▶ _Records for this exercise_:
(begin)

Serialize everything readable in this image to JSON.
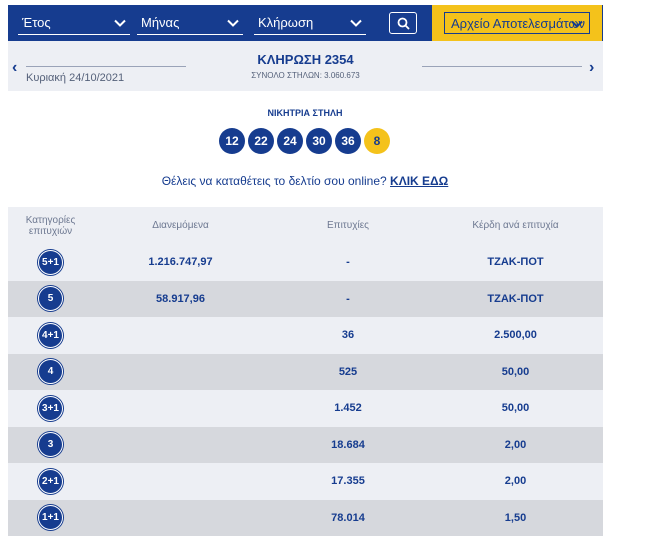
{
  "filters": {
    "year_label": "Έτος",
    "month_label": "Μήνας",
    "draw_label": "Κλήρωση",
    "archive_label": "Αρχείο Αποτελεσμάτων"
  },
  "draw": {
    "date": "Κυριακή 24/10/2021",
    "title": "ΚΛΗΡΩΣΗ 2354",
    "total_columns": "ΣΥΝΟΛΟ ΣΤΗΛΩΝ: 3.060.673",
    "prev_arrow": "‹",
    "next_arrow": "›"
  },
  "winning": {
    "label": "ΝΙΚΗΤΡΙΑ ΣΤΗΛΗ",
    "numbers": [
      "12",
      "22",
      "24",
      "30",
      "36"
    ],
    "bonus": "8"
  },
  "cta": {
    "text": "Θέλεις να καταθέτεις το δελτίο σου online?",
    "link": "ΚΛΙΚ ΕΔΩ"
  },
  "table": {
    "headers": {
      "category_line1": "Κατηγορίες",
      "category_line2": "επιτυχιών",
      "distributed": "Διανεμόμενα",
      "winners": "Επιτυχίες",
      "prize": "Κέρδη ανά επιτυχία"
    },
    "rows": [
      {
        "cat": "5+1",
        "distributed": "1.216.747,97",
        "winners": "-",
        "prize": "ΤΖΑΚ-ΠΟΤ"
      },
      {
        "cat": "5",
        "distributed": "58.917,96",
        "winners": "-",
        "prize": "ΤΖΑΚ-ΠΟΤ"
      },
      {
        "cat": "4+1",
        "distributed": "",
        "winners": "36",
        "prize": "2.500,00"
      },
      {
        "cat": "4",
        "distributed": "",
        "winners": "525",
        "prize": "50,00"
      },
      {
        "cat": "3+1",
        "distributed": "",
        "winners": "1.452",
        "prize": "50,00"
      },
      {
        "cat": "3",
        "distributed": "",
        "winners": "18.684",
        "prize": "2,00"
      },
      {
        "cat": "2+1",
        "distributed": "",
        "winners": "17.355",
        "prize": "2,00"
      },
      {
        "cat": "1+1",
        "distributed": "",
        "winners": "78.014",
        "prize": "1,50"
      }
    ]
  },
  "colors": {
    "primary": "#163c8f",
    "accent": "#f4c21b",
    "row_light": "#edeff4",
    "row_dark": "#d6d8dd"
  }
}
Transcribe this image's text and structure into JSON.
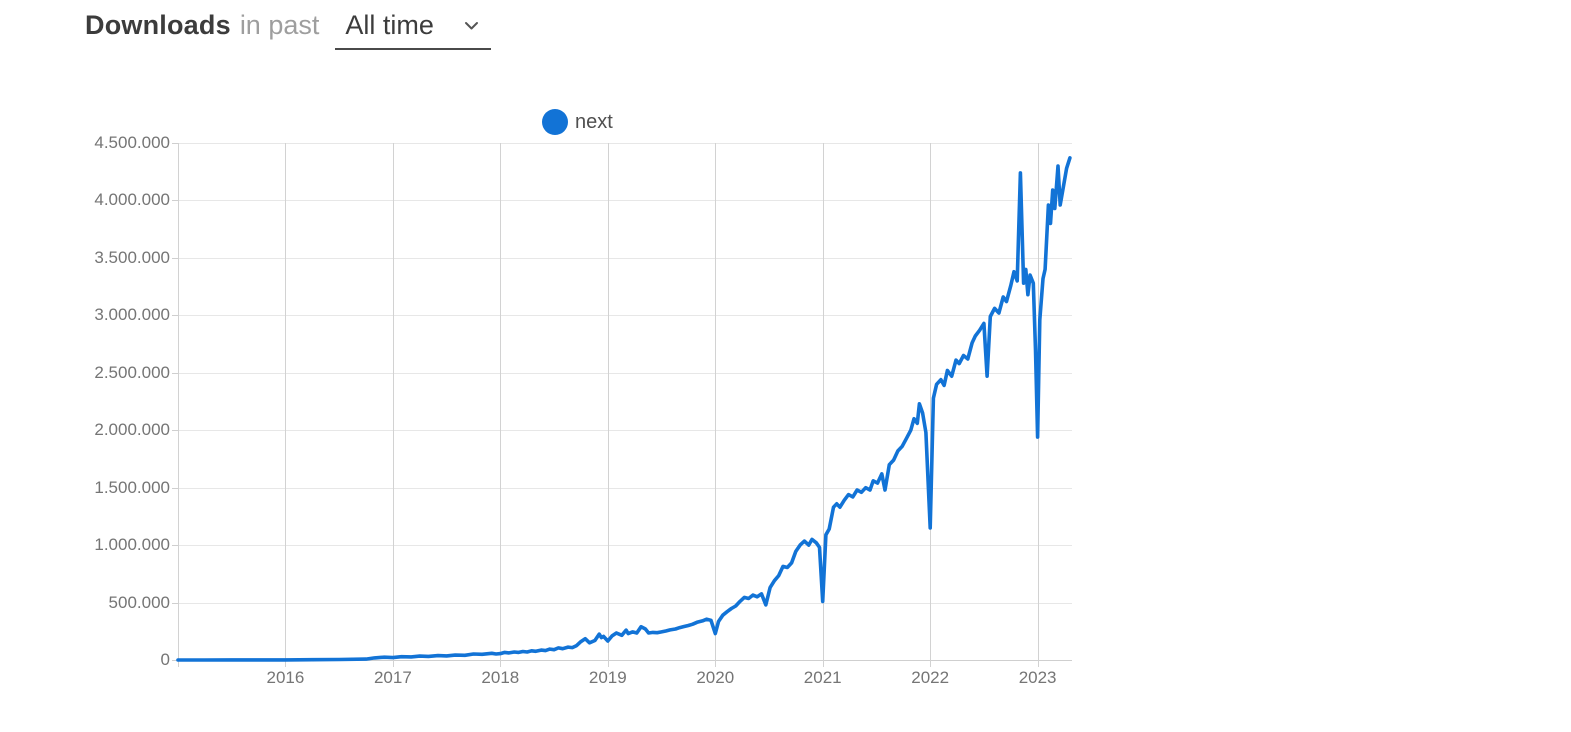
{
  "header": {
    "title": "Downloads",
    "subtitle": "in past",
    "range_value": "All time",
    "range_options_visible": [
      "All time"
    ]
  },
  "legend": {
    "items": [
      {
        "label": "next",
        "color": "#1273d6"
      }
    ]
  },
  "chart_data": {
    "type": "line",
    "title": "Downloads in past All time",
    "xlabel": "",
    "ylabel": "",
    "grid": true,
    "legend_position": "top-center",
    "xlim": [
      2015.0,
      2023.32
    ],
    "ylim": [
      0,
      4500000
    ],
    "x_ticks": [
      {
        "value": 2016,
        "label": "2016"
      },
      {
        "value": 2017,
        "label": "2017"
      },
      {
        "value": 2018,
        "label": "2018"
      },
      {
        "value": 2019,
        "label": "2019"
      },
      {
        "value": 2020,
        "label": "2020"
      },
      {
        "value": 2021,
        "label": "2021"
      },
      {
        "value": 2022,
        "label": "2022"
      },
      {
        "value": 2023,
        "label": "2023"
      }
    ],
    "y_ticks": [
      {
        "value": 0,
        "label": "0"
      },
      {
        "value": 500000,
        "label": "500.000"
      },
      {
        "value": 1000000,
        "label": "1.000.000"
      },
      {
        "value": 1500000,
        "label": "1.500.000"
      },
      {
        "value": 2000000,
        "label": "2.000.000"
      },
      {
        "value": 2500000,
        "label": "2.500.000"
      },
      {
        "value": 3000000,
        "label": "3.000.000"
      },
      {
        "value": 3500000,
        "label": "3.500.000"
      },
      {
        "value": 4000000,
        "label": "4.000.000"
      },
      {
        "value": 4500000,
        "label": "4.500.000"
      }
    ],
    "series": [
      {
        "name": "next",
        "color": "#1273d6",
        "points": [
          [
            2015.0,
            300
          ],
          [
            2015.25,
            400
          ],
          [
            2015.5,
            500
          ],
          [
            2015.75,
            700
          ],
          [
            2016.0,
            1200
          ],
          [
            2016.25,
            2500
          ],
          [
            2016.5,
            4500
          ],
          [
            2016.75,
            8000
          ],
          [
            2016.83,
            18000
          ],
          [
            2016.92,
            24000
          ],
          [
            2017.0,
            21000
          ],
          [
            2017.08,
            29000
          ],
          [
            2017.17,
            27000
          ],
          [
            2017.25,
            34000
          ],
          [
            2017.33,
            31000
          ],
          [
            2017.42,
            38000
          ],
          [
            2017.5,
            36000
          ],
          [
            2017.58,
            43000
          ],
          [
            2017.67,
            41000
          ],
          [
            2017.75,
            52000
          ],
          [
            2017.83,
            50000
          ],
          [
            2017.92,
            58000
          ],
          [
            2017.96,
            52000
          ],
          [
            2018.0,
            56000
          ],
          [
            2018.04,
            66000
          ],
          [
            2018.08,
            62000
          ],
          [
            2018.13,
            70000
          ],
          [
            2018.17,
            66000
          ],
          [
            2018.21,
            74000
          ],
          [
            2018.25,
            70000
          ],
          [
            2018.29,
            80000
          ],
          [
            2018.33,
            76000
          ],
          [
            2018.38,
            86000
          ],
          [
            2018.42,
            82000
          ],
          [
            2018.46,
            95000
          ],
          [
            2018.5,
            90000
          ],
          [
            2018.54,
            105000
          ],
          [
            2018.58,
            98000
          ],
          [
            2018.63,
            112000
          ],
          [
            2018.67,
            108000
          ],
          [
            2018.71,
            125000
          ],
          [
            2018.75,
            160000
          ],
          [
            2018.79,
            185000
          ],
          [
            2018.83,
            150000
          ],
          [
            2018.88,
            170000
          ],
          [
            2018.92,
            225000
          ],
          [
            2018.94,
            195000
          ],
          [
            2018.96,
            205000
          ],
          [
            2019.0,
            165000
          ],
          [
            2019.04,
            210000
          ],
          [
            2019.08,
            235000
          ],
          [
            2019.13,
            215000
          ],
          [
            2019.17,
            260000
          ],
          [
            2019.19,
            230000
          ],
          [
            2019.23,
            245000
          ],
          [
            2019.27,
            235000
          ],
          [
            2019.31,
            290000
          ],
          [
            2019.35,
            270000
          ],
          [
            2019.38,
            235000
          ],
          [
            2019.42,
            240000
          ],
          [
            2019.46,
            238000
          ],
          [
            2019.5,
            245000
          ],
          [
            2019.54,
            252000
          ],
          [
            2019.58,
            262000
          ],
          [
            2019.63,
            270000
          ],
          [
            2019.67,
            282000
          ],
          [
            2019.71,
            292000
          ],
          [
            2019.75,
            300000
          ],
          [
            2019.79,
            312000
          ],
          [
            2019.83,
            328000
          ],
          [
            2019.88,
            340000
          ],
          [
            2019.92,
            355000
          ],
          [
            2019.96,
            345000
          ],
          [
            2020.0,
            230000
          ],
          [
            2020.03,
            335000
          ],
          [
            2020.07,
            390000
          ],
          [
            2020.11,
            420000
          ],
          [
            2020.15,
            448000
          ],
          [
            2020.19,
            470000
          ],
          [
            2020.23,
            510000
          ],
          [
            2020.27,
            545000
          ],
          [
            2020.31,
            535000
          ],
          [
            2020.35,
            565000
          ],
          [
            2020.39,
            550000
          ],
          [
            2020.43,
            575000
          ],
          [
            2020.47,
            480000
          ],
          [
            2020.51,
            630000
          ],
          [
            2020.55,
            690000
          ],
          [
            2020.59,
            735000
          ],
          [
            2020.63,
            815000
          ],
          [
            2020.67,
            805000
          ],
          [
            2020.71,
            845000
          ],
          [
            2020.75,
            945000
          ],
          [
            2020.79,
            1000000
          ],
          [
            2020.83,
            1035000
          ],
          [
            2020.87,
            1000000
          ],
          [
            2020.9,
            1050000
          ],
          [
            2020.94,
            1020000
          ],
          [
            2020.97,
            980000
          ],
          [
            2021.0,
            510000
          ],
          [
            2021.03,
            1090000
          ],
          [
            2021.06,
            1140000
          ],
          [
            2021.1,
            1330000
          ],
          [
            2021.13,
            1360000
          ],
          [
            2021.16,
            1330000
          ],
          [
            2021.2,
            1390000
          ],
          [
            2021.24,
            1440000
          ],
          [
            2021.28,
            1420000
          ],
          [
            2021.32,
            1480000
          ],
          [
            2021.36,
            1460000
          ],
          [
            2021.4,
            1500000
          ],
          [
            2021.44,
            1480000
          ],
          [
            2021.47,
            1560000
          ],
          [
            2021.51,
            1540000
          ],
          [
            2021.55,
            1620000
          ],
          [
            2021.58,
            1480000
          ],
          [
            2021.62,
            1700000
          ],
          [
            2021.66,
            1740000
          ],
          [
            2021.7,
            1820000
          ],
          [
            2021.74,
            1860000
          ],
          [
            2021.78,
            1930000
          ],
          [
            2021.82,
            2000000
          ],
          [
            2021.85,
            2100000
          ],
          [
            2021.88,
            2060000
          ],
          [
            2021.9,
            2230000
          ],
          [
            2021.93,
            2150000
          ],
          [
            2021.96,
            1980000
          ],
          [
            2022.0,
            1150000
          ],
          [
            2022.03,
            2280000
          ],
          [
            2022.06,
            2400000
          ],
          [
            2022.1,
            2440000
          ],
          [
            2022.13,
            2390000
          ],
          [
            2022.16,
            2520000
          ],
          [
            2022.2,
            2470000
          ],
          [
            2022.24,
            2610000
          ],
          [
            2022.27,
            2580000
          ],
          [
            2022.31,
            2650000
          ],
          [
            2022.35,
            2620000
          ],
          [
            2022.39,
            2760000
          ],
          [
            2022.42,
            2820000
          ],
          [
            2022.46,
            2870000
          ],
          [
            2022.5,
            2930000
          ],
          [
            2022.53,
            2470000
          ],
          [
            2022.56,
            2990000
          ],
          [
            2022.6,
            3060000
          ],
          [
            2022.64,
            3020000
          ],
          [
            2022.68,
            3160000
          ],
          [
            2022.71,
            3120000
          ],
          [
            2022.75,
            3260000
          ],
          [
            2022.78,
            3380000
          ],
          [
            2022.81,
            3300000
          ],
          [
            2022.84,
            4240000
          ],
          [
            2022.87,
            3280000
          ],
          [
            2022.89,
            3400000
          ],
          [
            2022.91,
            3180000
          ],
          [
            2022.93,
            3350000
          ],
          [
            2022.96,
            3280000
          ],
          [
            2022.98,
            2700000
          ],
          [
            2023.0,
            1940000
          ],
          [
            2023.02,
            2960000
          ],
          [
            2023.05,
            3320000
          ],
          [
            2023.07,
            3400000
          ],
          [
            2023.1,
            3960000
          ],
          [
            2023.12,
            3800000
          ],
          [
            2023.14,
            4090000
          ],
          [
            2023.16,
            3930000
          ],
          [
            2023.19,
            4300000
          ],
          [
            2023.21,
            3960000
          ],
          [
            2023.24,
            4120000
          ],
          [
            2023.27,
            4280000
          ],
          [
            2023.3,
            4370000
          ]
        ]
      }
    ]
  }
}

(end)

▶ _Your instructions_:
Copy each line holding the word "past" from the listing above.

▶ _Response below_:
    "subtitle": "in past",
    "title": "Downloads in past All time",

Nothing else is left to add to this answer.